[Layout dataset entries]
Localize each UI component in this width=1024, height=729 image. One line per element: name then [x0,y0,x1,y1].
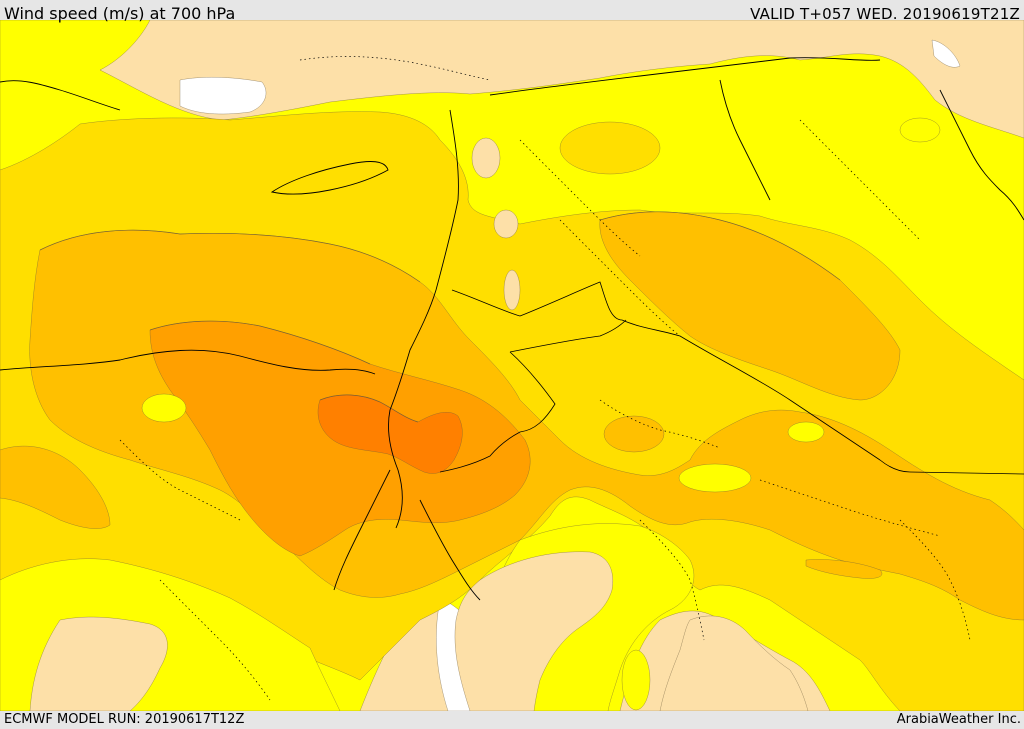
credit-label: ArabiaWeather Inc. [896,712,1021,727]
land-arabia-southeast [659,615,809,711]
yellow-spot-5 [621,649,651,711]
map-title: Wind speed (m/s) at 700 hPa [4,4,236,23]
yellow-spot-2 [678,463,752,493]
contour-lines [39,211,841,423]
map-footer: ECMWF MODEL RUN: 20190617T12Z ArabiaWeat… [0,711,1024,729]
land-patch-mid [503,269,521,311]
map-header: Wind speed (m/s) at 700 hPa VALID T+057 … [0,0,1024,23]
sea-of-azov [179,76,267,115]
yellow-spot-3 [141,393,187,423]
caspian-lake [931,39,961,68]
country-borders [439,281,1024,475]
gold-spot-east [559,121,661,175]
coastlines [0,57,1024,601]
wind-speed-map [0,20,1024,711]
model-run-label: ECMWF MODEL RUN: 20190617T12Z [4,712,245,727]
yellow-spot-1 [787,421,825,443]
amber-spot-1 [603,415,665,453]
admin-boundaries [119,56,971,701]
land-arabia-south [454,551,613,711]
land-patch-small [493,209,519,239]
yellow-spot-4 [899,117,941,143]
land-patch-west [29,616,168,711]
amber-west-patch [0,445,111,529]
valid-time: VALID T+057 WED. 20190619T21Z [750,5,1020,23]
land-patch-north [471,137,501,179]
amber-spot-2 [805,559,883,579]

Directive: Change every "amber" in the records to "orange", keeping all other text the same, and write the records out again without the pictures.

In response:
Localize each UI component in this width=1024, height=729 image. One line per element: name then [x0,y0,x1,y1].
credit-label: ArabiaWeather Inc. [896,712,1021,727]
land-arabia-southeast [659,615,809,711]
yellow-spot-5 [621,649,651,711]
map-title: Wind speed (m/s) at 700 hPa [4,4,236,23]
yellow-spot-2 [678,463,752,493]
contour-lines [39,211,841,423]
map-footer: ECMWF MODEL RUN: 20190617T12Z ArabiaWeat… [0,711,1024,729]
land-patch-mid [503,269,521,311]
map-header: Wind speed (m/s) at 700 hPa VALID T+057 … [0,0,1024,23]
sea-of-azov [179,76,267,115]
yellow-spot-3 [141,393,187,423]
caspian-lake [931,39,961,68]
country-borders [439,281,1024,475]
gold-spot-east [559,121,661,175]
coastlines [0,57,1024,601]
wind-speed-map [0,20,1024,711]
model-run-label: ECMWF MODEL RUN: 20190617T12Z [4,712,245,727]
yellow-spot-1 [787,421,825,443]
orange-spot-1 [603,415,665,453]
admin-boundaries [119,56,971,701]
land-arabia-south [454,551,613,711]
land-patch-small [493,209,519,239]
yellow-spot-4 [899,117,941,143]
land-patch-west [29,616,168,711]
orange-west-patch [0,445,111,529]
valid-time: VALID T+057 WED. 20190619T21Z [750,5,1020,23]
land-patch-north [471,137,501,179]
orange-spot-2 [805,559,883,579]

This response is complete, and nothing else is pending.